"""
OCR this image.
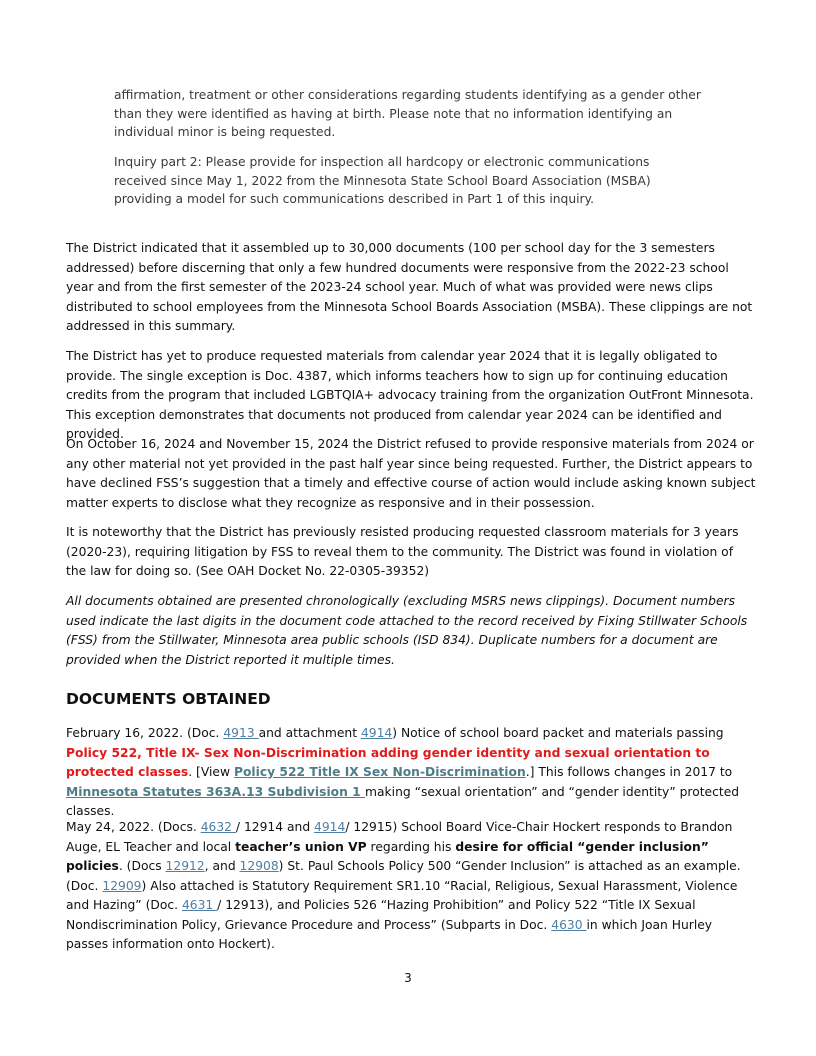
affirmation, treatment or other considerations regarding students identifying as a gender other than they were identified as having at birth. Please note that no information identifying an individual minor is being requested.
Inquiry part 2: Please provide for inspection all hardcopy or electronic communications received since May 1, 2022 from the Minnesota State School Board Association (MSBA) providing a model for such communications described in Part 1 of this inquiry.
The District indicated that it assembled up to 30,000 documents (100 per school day for the 3 semesters addressed) before discerning that only a few hundred documents were responsive from the 2022-23 school year and from the first semester of the 2023-24 school year. Much of what was provided were news clips distributed to school employees from the Minnesota School Boards Association (MSBA). These clippings are not addressed in this summary.
The District has yet to produce requested materials from calendar year 2024 that it is legally obligated to provide. The single exception is Doc. 4387, which informs teachers how to sign up for continuing education credits from the program that included LGBTQIA+ advocacy training from the organization OutFront Minnesota. This exception demonstrates that documents not produced from calendar year 2024 can be identified and provided.
On October 16, 2024 and November 15, 2024 the District refused to provide responsive materials from 2024 or any other material not yet provided in the past half year since being requested. Further, the District appears to have declined FSS’s suggestion that a timely and effective course of action would include asking known subject matter experts to disclose what they recognize as responsive and in their possession.
It is noteworthy that the District has previously resisted producing requested classroom materials for 3 years
(2020-23), requiring litigation by FSS to reveal them to the community. The District was found in violation of
the law for doing so. (See OAH Docket No. 22-0305-39352)
All documents obtained are presented chronologically (excluding MSRS news clippings). Document numbers used indicate the last digits in the document code attached to the record received by Fixing Stillwater Schools (FSS) from the Stillwater, Minnesota area public schools (ISD 834). Duplicate numbers for a document are provided when the District reported it multiple times.
DOCUMENTS OBTAINED
February 16, 2022. (Doc. 4913 and attachment 4914) Notice of school board packet and materials passing Policy 522, Title IX- Sex Non-Discrimination adding gender identity and sexual orientation to protected classes. [View Policy 522 Title IX Sex Non-Discrimination.] This follows changes in 2017 to Minnesota Statutes 363A.13 Subdivision 1 making “sexual orientation” and “gender identity” protected classes.
May 24, 2022. (Docs. 4632 / 12914 and 4914/ 12915) School Board Vice-Chair Hockert responds to Brandon Auge, EL Teacher and local teacher’s union VP regarding his desire for official “gender inclusion” policies. (Docs 12912, and 12908) St. Paul Schools Policy 500 “Gender Inclusion” is attached as an example. (Doc. 12909) Also attached is Statutory Requirement SR1.10 “Racial, Religious, Sexual Harassment, Violence and Hazing” (Doc. 4631 / 12913), and Policies 526 “Hazing Prohibition” and Policy 522 “Title IX Sexual Nondiscrimination Policy, Grievance Procedure and Process” (Subparts in Doc. 4630 in which Joan Hurley passes information onto Hockert).
3
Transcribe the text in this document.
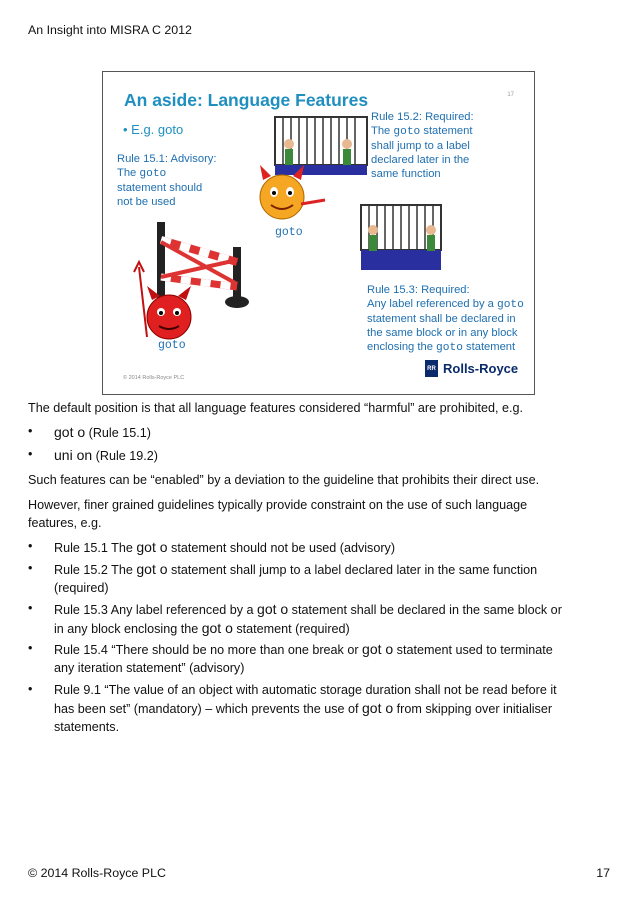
An Insight into MISRA C 2012
An aside: Language Features	17
• E.g. goto
Rule 15.1: Advisory:
The goto
statement should
not be used
Rule 15.2: Required:
The goto statement
shall jump to a label
declared later in the
same function
Rule 15.3: Required:
Any label referenced by a goto
statement shall be declared in
the same block or in any block
enclosing the goto statement
goto
goto
© 2014 Rolls-Royce PLC
RR Rolls-Royce
The default position is that all language features considered “harmful” are prohibited, e.g.
• got o (Rule 15.1)
• uni on (Rule 19.2)
Such features can be “enabled” by a deviation to the guideline that prohibits their direct use.
However, finer grained guidelines typically provide constraint on the use of such language
features, e.g.
• Rule 15.1 The got o statement should not be used (advisory)
• Rule 15.2 The got o statement shall jump to a label declared later in the same function
(required)
• Rule 15.3 Any label referenced by a got o statement shall be declared in the same block or
in any block enclosing the got o statement (required)
• Rule 15.4 “There should be no more than one break or got o statement used to terminate
any iteration statement” (advisory)
• Rule 9.1 “The value of an object with automatic storage duration shall not be read before it
has been set” (mandatory) – which prevents the use of got o from skipping over initialiser
statements.
© 2014 Rolls-Royce PLC	17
"""
Task to complete
Drop the pictures and reproduce the rest of the entries above exactly.

Expected answer
OCR this image.
affirmation, treatment or other considerations regarding students identifying as a gender other than they were identified as having at birth. Please note that no information identifying an individual minor is being requested.
Inquiry part 2: Please provide for inspection all hardcopy or electronic communications received since May 1, 2022 from the Minnesota State School Board Association (MSBA) providing a model for such communications described in Part 1 of this inquiry.
The District indicated that it assembled up to 30,000 documents (100 per school day for the 3 semesters addressed) before discerning that only a few hundred documents were responsive from the 2022-23 school year and from the first semester of the 2023-24 school year. Much of what was provided were news clips distributed to school employees from the Minnesota School Boards Association (MSBA). These clippings are not addressed in this summary.
The District has yet to produce requested materials from calendar year 2024 that it is legally obligated to provide. The single exception is Doc. 4387, which informs teachers how to sign up for continuing education credits from the program that included LGBTQIA+ advocacy training from the organization OutFront Minnesota. This exception demonstrates that documents not produced from calendar year 2024 can be identified and provided.
On October 16, 2024 and November 15, 2024 the District refused to provide responsive materials from 2024 or any other material not yet provided in the past half year since being requested. Further, the District appears to have declined FSS’s suggestion that a timely and effective course of action would include asking known subject matter experts to disclose what they recognize as responsive and in their possession.
It is noteworthy that the District has previously resisted producing requested classroom materials for 3 years
(2020-23), requiring litigation by FSS to reveal them to the community. The District was found in violation of
the law for doing so. (See OAH Docket No. 22-0305-39352)
All documents obtained are presented chronologically (excluding MSRS news clippings). Document numbers used indicate the last digits in the document code attached to the record received by Fixing Stillwater Schools (FSS) from the Stillwater, Minnesota area public schools (ISD 834). Duplicate numbers for a document are provided when the District reported it multiple times.
DOCUMENTS OBTAINED
February 16, 2022. (Doc. 4913 and attachment 4914) Notice of school board packet and materials passing Policy 522, Title IX- Sex Non-Discrimination adding gender identity and sexual orientation to protected classes. [View Policy 522 Title IX Sex Non-Discrimination.] This follows changes in 2017 to Minnesota Statutes 363A.13 Subdivision 1 making “sexual orientation” and “gender identity” protected classes.
May 24, 2022. (Docs. 4632 / 12914 and 4914/ 12915) School Board Vice-Chair Hockert responds to Brandon Auge, EL Teacher and local teacher’s union VP regarding his desire for official “gender inclusion” policies. (Docs 12912, and 12908) St. Paul Schools Policy 500 “Gender Inclusion” is attached as an example. (Doc. 12909) Also attached is Statutory Requirement SR1.10 “Racial, Religious, Sexual Harassment, Violence and Hazing” (Doc. 4631 / 12913), and Policies 526 “Hazing Prohibition” and Policy 522 “Title IX Sexual Nondiscrimination Policy, Grievance Procedure and Process” (Subparts in Doc. 4630 in which Joan Hurley passes information onto Hockert).
3
Transcribe the text in this document.
An Insight into MISRA C 2012
An aside: Language Features	17
• E.g. goto
Rule 15.1: Advisory:
The goto
statement should
not be used
Rule 15.2: Required:
The goto statement
shall jump to a label
declared later in the
same function
Rule 15.3: Required:
Any label referenced by a goto
statement shall be declared in
the same block or in any block
enclosing the goto statement
goto
goto
© 2014 Rolls-Royce PLC
RR Rolls-Royce
The default position is that all language features considered “harmful” are prohibited, e.g.
• got o (Rule 15.1)
• uni on (Rule 19.2)
Such features can be “enabled” by a deviation to the guideline that prohibits their direct use.
However, finer grained guidelines typically provide constraint on the use of such language
features, e.g.
• Rule 15.1 The got o statement should not be used (advisory)
• Rule 15.2 The got o statement shall jump to a label declared later in the same function
(required)
• Rule 15.3 Any label referenced by a got o statement shall be declared in the same block or
in any block enclosing the got o statement (required)
• Rule 15.4 “There should be no more than one break or got o statement used to terminate
any iteration statement” (advisory)
• Rule 9.1 “The value of an object with automatic storage duration shall not be read before it
has been set” (mandatory) – which prevents the use of got o from skipping over initialiser
statements.
© 2014 Rolls-Royce PLC	17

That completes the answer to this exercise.